┌────────
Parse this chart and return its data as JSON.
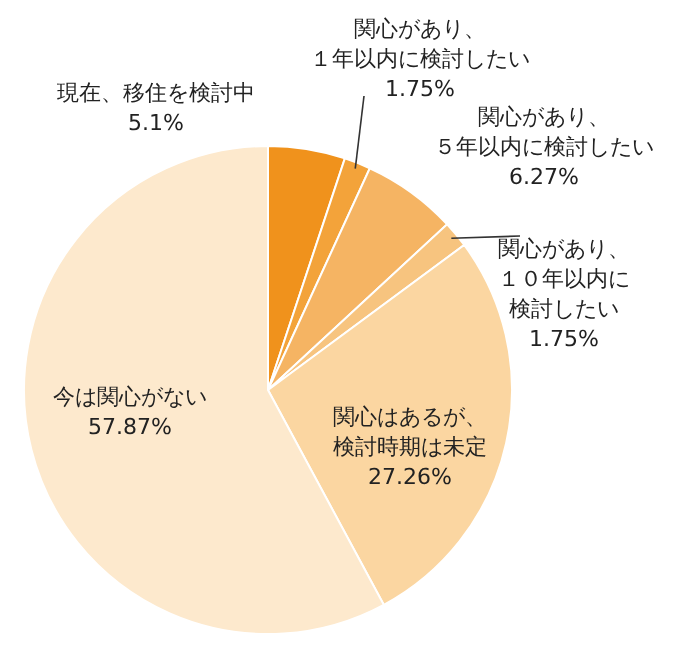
{
  "chart_data": {
    "type": "pie",
    "categories": [
      "現在、移住を検討中",
      "関心があり、１年以内に検討したい",
      "関心があり、５年以内に検討したい",
      "関心があり、１０年以内に検討したい",
      "関心はあるが、検討時期は未定",
      "今は関心がない"
    ],
    "values": [
      5.1,
      1.75,
      6.27,
      1.75,
      27.26,
      57.87
    ],
    "value_labels": [
      "5.1%",
      "1.75%",
      "6.27%",
      "1.75%",
      "27.26%",
      "57.87%"
    ],
    "colors": [
      "#f0921c",
      "#f3a33a",
      "#f5b463",
      "#f7c47f",
      "#fbd6a1",
      "#fde9cd"
    ]
  }
}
└────────
◆ What you are asked to do
In the entries above, how many lines hold the word "関心があり"? State the number and nothing else.

◆ Answer for this exercise
3